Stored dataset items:
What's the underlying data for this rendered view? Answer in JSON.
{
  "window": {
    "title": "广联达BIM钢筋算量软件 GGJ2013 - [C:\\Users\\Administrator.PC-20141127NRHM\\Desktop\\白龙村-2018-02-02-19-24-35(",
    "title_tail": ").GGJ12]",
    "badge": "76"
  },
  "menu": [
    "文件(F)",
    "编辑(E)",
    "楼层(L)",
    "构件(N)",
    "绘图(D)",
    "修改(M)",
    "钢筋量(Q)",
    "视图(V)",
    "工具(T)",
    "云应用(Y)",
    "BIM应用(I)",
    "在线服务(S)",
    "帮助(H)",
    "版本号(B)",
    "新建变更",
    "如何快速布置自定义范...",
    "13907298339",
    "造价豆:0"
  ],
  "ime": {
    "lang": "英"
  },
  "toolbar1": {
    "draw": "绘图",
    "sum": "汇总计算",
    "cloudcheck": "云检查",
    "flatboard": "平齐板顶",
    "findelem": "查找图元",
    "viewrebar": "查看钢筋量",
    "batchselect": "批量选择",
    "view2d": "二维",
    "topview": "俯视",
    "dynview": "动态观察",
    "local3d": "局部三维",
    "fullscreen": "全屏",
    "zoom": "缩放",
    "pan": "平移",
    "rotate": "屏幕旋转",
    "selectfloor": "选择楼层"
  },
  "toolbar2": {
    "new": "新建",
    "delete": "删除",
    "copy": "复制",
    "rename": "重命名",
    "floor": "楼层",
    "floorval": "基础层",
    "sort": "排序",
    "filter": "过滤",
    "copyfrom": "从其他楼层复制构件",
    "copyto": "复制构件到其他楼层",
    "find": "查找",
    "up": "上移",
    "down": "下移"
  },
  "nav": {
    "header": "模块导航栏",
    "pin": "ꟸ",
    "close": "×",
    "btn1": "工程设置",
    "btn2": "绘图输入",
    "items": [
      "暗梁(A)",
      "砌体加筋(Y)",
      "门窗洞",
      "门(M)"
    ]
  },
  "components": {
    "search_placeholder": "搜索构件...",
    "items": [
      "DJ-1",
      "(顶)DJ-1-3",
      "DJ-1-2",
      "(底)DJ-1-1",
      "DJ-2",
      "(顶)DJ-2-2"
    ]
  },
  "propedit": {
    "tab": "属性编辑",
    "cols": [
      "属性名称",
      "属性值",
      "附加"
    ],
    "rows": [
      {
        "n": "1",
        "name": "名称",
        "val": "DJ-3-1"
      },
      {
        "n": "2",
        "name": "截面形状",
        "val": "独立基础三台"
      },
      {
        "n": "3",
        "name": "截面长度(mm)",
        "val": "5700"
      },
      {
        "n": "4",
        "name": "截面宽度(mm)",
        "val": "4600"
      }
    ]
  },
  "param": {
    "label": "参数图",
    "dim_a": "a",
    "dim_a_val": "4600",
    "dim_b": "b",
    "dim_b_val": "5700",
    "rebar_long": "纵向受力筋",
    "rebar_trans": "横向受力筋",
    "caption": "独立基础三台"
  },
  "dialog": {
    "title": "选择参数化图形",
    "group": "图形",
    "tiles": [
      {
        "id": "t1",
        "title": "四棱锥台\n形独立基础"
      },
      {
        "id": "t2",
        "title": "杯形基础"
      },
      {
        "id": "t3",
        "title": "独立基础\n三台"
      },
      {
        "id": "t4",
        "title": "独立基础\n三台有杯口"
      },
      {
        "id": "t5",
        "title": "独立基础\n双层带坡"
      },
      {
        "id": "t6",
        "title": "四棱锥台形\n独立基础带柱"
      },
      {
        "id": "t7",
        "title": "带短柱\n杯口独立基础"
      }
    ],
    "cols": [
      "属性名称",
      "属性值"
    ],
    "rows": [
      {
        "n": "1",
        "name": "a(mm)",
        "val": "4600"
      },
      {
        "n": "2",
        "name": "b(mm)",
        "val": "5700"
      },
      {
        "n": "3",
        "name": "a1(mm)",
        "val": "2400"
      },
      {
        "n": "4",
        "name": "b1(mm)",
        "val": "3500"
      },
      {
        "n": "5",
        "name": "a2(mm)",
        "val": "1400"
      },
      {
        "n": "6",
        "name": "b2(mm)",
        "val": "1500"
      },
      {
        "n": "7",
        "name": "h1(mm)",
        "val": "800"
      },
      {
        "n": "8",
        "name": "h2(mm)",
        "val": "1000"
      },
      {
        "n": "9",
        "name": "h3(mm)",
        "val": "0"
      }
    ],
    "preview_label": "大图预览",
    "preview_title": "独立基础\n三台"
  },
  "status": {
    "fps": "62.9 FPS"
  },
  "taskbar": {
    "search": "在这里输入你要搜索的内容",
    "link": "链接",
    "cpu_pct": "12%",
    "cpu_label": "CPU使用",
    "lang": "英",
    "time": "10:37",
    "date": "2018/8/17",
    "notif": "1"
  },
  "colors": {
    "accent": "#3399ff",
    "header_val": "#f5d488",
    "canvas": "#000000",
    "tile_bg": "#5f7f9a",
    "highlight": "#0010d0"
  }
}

Written exercise: Print all of the data exactly as it was given.

Solution to this problem:
What's the underlying data for this rendered view? Answer in JSON.
{
  "window": {
    "title": "广联达BIM钢筋算量软件 GGJ2013 - [C:\\Users\\Administrator.PC-20141127NRHM\\Desktop\\白龙村-2018-02-02-19-24-35(",
    "title_tail": ").GGJ12]",
    "badge": "76"
  },
  "menu": [
    "文件(F)",
    "编辑(E)",
    "楼层(L)",
    "构件(N)",
    "绘图(D)",
    "修改(M)",
    "钢筋量(Q)",
    "视图(V)",
    "工具(T)",
    "云应用(Y)",
    "BIM应用(I)",
    "在线服务(S)",
    "帮助(H)",
    "版本号(B)",
    "新建变更",
    "如何快速布置自定义范...",
    "13907298339",
    "造价豆:0"
  ],
  "ime": {
    "lang": "英"
  },
  "toolbar1": {
    "draw": "绘图",
    "sum": "汇总计算",
    "cloudcheck": "云检查",
    "flatboard": "平齐板顶",
    "findelem": "查找图元",
    "viewrebar": "查看钢筋量",
    "batchselect": "批量选择",
    "view2d": "二维",
    "topview": "俯视",
    "dynview": "动态观察",
    "local3d": "局部三维",
    "fullscreen": "全屏",
    "zoom": "缩放",
    "pan": "平移",
    "rotate": "屏幕旋转",
    "selectfloor": "选择楼层"
  },
  "toolbar2": {
    "new": "新建",
    "delete": "删除",
    "copy": "复制",
    "rename": "重命名",
    "floor": "楼层",
    "floorval": "基础层",
    "sort": "排序",
    "filter": "过滤",
    "copyfrom": "从其他楼层复制构件",
    "copyto": "复制构件到其他楼层",
    "find": "查找",
    "up": "上移",
    "down": "下移"
  },
  "nav": {
    "header": "模块导航栏",
    "pin": "ꟸ",
    "close": "×",
    "btn1": "工程设置",
    "btn2": "绘图输入",
    "items": [
      "暗梁(A)",
      "砌体加筋(Y)",
      "门窗洞",
      "门(M)"
    ]
  },
  "components": {
    "search_placeholder": "搜索构件...",
    "items": [
      "DJ-1",
      "(顶)DJ-1-3",
      "DJ-1-2",
      "(底)DJ-1-1",
      "DJ-2",
      "(顶)DJ-2-2"
    ]
  },
  "propedit": {
    "tab": "属性编辑",
    "cols": [
      "属性名称",
      "属性值",
      "附加"
    ],
    "rows": [
      {
        "n": "1",
        "name": "名称",
        "val": "DJ-3-1"
      },
      {
        "n": "2",
        "name": "截面形状",
        "val": "独立基础三台"
      },
      {
        "n": "3",
        "name": "截面长度(mm)",
        "val": "5700"
      },
      {
        "n": "4",
        "name": "截面宽度(mm)",
        "val": "4600"
      }
    ]
  },
  "param": {
    "label": "参数图",
    "dim_a": "a",
    "dim_a_val": "4600",
    "dim_b": "b",
    "dim_b_val": "5700",
    "rebar_long": "纵向受力筋",
    "rebar_trans": "横向受力筋",
    "caption": "独立基础三台"
  },
  "dialog": {
    "title": "选择参数化图形",
    "group": "图形",
    "tiles": [
      {
        "id": "t1",
        "title": "四棱锥台\n形独立基础"
      },
      {
        "id": "t2",
        "title": "杯形基础"
      },
      {
        "id": "t3",
        "title": "独立基础\n三台"
      },
      {
        "id": "t4",
        "title": "独立基础\n三台有杯口"
      },
      {
        "id": "t5",
        "title": "独立基础\n双层带坡"
      },
      {
        "id": "t6",
        "title": "四棱锥台形\n独立基础带柱"
      },
      {
        "id": "t7",
        "title": "带短柱\n杯口独立基础"
      }
    ],
    "cols": [
      "属性名称",
      "属性值"
    ],
    "rows": [
      {
        "n": "1",
        "name": "a(mm)",
        "val": "4600"
      },
      {
        "n": "2",
        "name": "b(mm)",
        "val": "5700"
      },
      {
        "n": "3",
        "name": "a1(mm)",
        "val": "2400"
      },
      {
        "n": "4",
        "name": "b1(mm)",
        "val": "3500"
      },
      {
        "n": "5",
        "name": "a2(mm)",
        "val": "1400"
      },
      {
        "n": "6",
        "name": "b2(mm)",
        "val": "1500"
      },
      {
        "n": "7",
        "name": "h1(mm)",
        "val": "800"
      },
      {
        "n": "8",
        "name": "h2(mm)",
        "val": "1000"
      },
      {
        "n": "9",
        "name": "h3(mm)",
        "val": "0"
      }
    ],
    "preview_label": "大图预览",
    "preview_title": "独立基础\n三台"
  },
  "status": {
    "fps": "62.9 FPS"
  },
  "taskbar": {
    "search": "在这里输入你要搜索的内容",
    "link": "链接",
    "cpu_pct": "12%",
    "cpu_label": "CPU使用",
    "lang": "英",
    "time": "10:37",
    "date": "2018/8/17",
    "notif": "1"
  },
  "colors": {
    "accent": "#3399ff",
    "header_val": "#f5d488",
    "canvas": "#000000",
    "tile_bg": "#5f7f9a",
    "highlight": "#0010d0"
  }
}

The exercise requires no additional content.